→ **Available data**:
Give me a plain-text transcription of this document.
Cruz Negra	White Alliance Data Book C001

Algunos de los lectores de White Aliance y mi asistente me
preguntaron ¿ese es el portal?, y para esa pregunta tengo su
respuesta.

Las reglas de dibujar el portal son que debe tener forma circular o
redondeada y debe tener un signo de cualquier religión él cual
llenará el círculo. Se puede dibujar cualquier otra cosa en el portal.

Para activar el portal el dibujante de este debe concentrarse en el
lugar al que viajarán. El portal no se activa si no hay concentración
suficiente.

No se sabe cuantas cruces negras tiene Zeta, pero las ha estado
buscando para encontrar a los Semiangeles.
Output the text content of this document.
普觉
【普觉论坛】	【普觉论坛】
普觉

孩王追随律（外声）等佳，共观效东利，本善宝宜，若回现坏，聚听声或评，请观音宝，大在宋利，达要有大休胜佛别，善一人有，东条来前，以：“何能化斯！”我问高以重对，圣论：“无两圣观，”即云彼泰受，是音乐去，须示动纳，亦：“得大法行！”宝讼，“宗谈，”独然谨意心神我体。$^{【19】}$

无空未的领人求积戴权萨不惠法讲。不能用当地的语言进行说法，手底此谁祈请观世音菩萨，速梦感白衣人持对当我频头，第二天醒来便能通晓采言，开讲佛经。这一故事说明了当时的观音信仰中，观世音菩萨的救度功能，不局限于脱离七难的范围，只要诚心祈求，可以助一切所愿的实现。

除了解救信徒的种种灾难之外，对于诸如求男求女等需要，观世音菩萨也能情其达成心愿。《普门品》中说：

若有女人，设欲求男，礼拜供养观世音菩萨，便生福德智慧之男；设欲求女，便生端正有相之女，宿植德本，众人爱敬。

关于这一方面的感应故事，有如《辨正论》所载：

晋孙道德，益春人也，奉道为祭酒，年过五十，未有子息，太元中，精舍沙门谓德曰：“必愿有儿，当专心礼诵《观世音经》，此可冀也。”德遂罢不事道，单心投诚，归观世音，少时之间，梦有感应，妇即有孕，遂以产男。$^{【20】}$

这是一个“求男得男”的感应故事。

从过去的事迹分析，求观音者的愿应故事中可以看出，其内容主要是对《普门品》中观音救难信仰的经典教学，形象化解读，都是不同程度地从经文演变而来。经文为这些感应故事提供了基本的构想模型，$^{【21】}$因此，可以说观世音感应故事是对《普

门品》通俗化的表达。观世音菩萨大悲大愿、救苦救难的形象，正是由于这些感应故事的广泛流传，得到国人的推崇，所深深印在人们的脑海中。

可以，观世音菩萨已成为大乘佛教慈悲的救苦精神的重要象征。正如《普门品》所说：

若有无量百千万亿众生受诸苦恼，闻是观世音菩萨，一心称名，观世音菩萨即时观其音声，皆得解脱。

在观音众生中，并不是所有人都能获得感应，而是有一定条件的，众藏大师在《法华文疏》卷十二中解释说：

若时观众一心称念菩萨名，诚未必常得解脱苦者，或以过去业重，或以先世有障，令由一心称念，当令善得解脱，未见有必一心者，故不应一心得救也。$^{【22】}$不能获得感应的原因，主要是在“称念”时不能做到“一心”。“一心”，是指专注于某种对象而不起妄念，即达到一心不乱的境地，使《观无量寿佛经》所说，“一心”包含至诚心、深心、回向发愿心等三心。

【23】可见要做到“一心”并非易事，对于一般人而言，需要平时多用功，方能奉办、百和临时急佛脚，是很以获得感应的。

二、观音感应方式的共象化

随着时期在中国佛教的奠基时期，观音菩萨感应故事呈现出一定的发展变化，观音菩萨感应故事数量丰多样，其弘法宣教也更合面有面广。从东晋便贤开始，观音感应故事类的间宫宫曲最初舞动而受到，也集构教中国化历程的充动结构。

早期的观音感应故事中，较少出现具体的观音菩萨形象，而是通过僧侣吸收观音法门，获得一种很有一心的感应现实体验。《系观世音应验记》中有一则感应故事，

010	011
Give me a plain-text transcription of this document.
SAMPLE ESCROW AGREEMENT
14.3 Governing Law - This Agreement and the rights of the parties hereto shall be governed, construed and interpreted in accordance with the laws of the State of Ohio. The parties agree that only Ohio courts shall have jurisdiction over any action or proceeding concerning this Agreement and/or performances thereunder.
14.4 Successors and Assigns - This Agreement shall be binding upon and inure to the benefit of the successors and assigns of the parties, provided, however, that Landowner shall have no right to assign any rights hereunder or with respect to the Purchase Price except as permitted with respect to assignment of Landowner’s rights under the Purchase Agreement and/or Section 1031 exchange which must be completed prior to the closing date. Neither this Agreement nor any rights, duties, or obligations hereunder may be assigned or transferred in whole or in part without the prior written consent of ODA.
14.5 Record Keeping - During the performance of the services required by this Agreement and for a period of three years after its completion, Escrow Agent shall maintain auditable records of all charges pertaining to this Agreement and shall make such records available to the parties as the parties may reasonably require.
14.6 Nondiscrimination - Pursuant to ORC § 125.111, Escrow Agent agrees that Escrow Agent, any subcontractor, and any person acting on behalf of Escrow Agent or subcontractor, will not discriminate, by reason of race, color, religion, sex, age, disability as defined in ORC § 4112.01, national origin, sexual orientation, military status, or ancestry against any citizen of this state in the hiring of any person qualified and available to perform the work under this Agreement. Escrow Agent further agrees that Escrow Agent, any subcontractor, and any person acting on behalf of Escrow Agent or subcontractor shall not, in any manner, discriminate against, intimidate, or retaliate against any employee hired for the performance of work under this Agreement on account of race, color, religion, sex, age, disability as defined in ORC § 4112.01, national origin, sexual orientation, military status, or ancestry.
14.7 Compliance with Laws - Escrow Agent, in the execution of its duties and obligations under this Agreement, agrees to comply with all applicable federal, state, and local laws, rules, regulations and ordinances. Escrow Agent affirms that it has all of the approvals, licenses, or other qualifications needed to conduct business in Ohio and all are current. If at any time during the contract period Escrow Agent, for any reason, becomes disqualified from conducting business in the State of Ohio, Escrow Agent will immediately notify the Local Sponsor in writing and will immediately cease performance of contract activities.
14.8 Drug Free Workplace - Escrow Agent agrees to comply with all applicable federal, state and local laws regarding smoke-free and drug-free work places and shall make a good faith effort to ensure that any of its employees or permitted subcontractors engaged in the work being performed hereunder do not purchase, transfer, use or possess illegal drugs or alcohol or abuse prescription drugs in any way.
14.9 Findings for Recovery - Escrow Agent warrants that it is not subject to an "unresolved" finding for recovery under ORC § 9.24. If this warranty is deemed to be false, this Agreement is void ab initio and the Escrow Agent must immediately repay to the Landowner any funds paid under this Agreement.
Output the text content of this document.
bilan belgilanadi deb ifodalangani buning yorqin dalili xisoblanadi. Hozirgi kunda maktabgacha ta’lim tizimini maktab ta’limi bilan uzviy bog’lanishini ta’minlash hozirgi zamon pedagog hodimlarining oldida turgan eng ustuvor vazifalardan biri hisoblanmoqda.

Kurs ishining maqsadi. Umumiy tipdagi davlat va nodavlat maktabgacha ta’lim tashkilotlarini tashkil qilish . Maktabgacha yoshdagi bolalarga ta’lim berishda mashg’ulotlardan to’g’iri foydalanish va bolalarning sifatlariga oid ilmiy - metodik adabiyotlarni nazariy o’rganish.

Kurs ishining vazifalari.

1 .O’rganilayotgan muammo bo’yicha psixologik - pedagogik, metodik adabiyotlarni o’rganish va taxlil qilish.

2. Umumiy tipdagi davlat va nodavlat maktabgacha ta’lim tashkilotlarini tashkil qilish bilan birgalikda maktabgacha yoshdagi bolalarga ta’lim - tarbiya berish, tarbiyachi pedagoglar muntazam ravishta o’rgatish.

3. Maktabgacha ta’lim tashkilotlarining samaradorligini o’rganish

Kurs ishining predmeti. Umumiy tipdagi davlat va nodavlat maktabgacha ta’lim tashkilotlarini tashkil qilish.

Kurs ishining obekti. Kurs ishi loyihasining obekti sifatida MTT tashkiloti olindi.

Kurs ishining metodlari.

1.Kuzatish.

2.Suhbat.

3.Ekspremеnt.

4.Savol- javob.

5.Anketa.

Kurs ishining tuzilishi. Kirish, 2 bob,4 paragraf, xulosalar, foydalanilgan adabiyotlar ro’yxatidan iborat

→ **Your goal**: Look through the entries above; copy every line holding the string "tener".

→ **Completed task**:
Las reglas de dibujar el portal son que debe tener forma circular o
redondeada y debe tener un signo de cualquier religión él cual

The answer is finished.